| Directions for this task |
Locate the string "intercept" in the records below. Copy every line where it occurs.

[start]

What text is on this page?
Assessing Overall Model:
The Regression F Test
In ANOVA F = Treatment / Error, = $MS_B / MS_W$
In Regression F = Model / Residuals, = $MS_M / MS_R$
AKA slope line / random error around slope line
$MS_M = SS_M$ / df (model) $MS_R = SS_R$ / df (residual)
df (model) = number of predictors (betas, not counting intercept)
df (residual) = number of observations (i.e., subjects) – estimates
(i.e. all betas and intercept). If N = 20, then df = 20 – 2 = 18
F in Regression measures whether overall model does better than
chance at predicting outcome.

[end]

| Reply to the task |
df (model) = number of predictors (betas, not counting intercept)
(i.e. all betas and intercept). If N = 20, then df = 20 – 2 = 18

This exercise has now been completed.